Check each line of the listing below for the string "solo", and copy the ones that have it.

GIVEN DATA
┌──
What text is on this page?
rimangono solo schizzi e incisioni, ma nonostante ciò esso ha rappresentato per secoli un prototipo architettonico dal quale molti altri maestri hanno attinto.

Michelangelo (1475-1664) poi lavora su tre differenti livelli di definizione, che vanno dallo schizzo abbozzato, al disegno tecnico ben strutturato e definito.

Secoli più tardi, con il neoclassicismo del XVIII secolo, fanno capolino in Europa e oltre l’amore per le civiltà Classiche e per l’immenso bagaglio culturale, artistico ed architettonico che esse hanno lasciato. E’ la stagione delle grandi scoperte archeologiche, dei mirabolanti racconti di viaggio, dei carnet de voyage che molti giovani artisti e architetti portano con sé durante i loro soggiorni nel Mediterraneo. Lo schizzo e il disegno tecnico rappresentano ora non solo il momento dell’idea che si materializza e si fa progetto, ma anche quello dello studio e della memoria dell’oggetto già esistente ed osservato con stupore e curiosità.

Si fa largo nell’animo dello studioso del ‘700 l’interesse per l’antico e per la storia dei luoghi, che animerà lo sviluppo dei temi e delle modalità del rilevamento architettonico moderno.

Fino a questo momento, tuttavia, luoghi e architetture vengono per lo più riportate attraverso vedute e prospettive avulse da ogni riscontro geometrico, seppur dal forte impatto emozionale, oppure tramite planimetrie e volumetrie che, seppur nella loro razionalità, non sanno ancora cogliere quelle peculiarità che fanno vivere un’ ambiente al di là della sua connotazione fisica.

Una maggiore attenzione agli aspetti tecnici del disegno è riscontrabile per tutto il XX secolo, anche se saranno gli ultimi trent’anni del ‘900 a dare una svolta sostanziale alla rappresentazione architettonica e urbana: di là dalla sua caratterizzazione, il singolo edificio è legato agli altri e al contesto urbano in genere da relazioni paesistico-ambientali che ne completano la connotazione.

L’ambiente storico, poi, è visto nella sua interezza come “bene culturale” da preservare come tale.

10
└──
TASK SOLUTION
rimangono solo schizzi e incisioni, ma nonostante ciò esso ha rappresentato per secoli un prototipo architettonico dal quale molti altri maestri hanno attinto.
Secoli più tardi, con il neoclassicismo del XVIII secolo, fanno capolino in Europa e oltre l’amore per le civiltà Classiche e per l’immenso bagaglio culturale, artistico ed architettonico che esse hanno lasciato. E’ la stagione delle grandi scoperte archeologiche, dei mirabolanti racconti di viaggio, dei carnet de voyage che molti giovani artisti e architetti portano con sé durante i loro soggiorni nel Mediterraneo. Lo schizzo e il disegno tecnico rappresentano ora non solo il momento dell’idea che si materializza e si fa progetto, ma anche quello dello studio e della memoria dell’oggetto già esistente ed osservato con stupore e curiosità.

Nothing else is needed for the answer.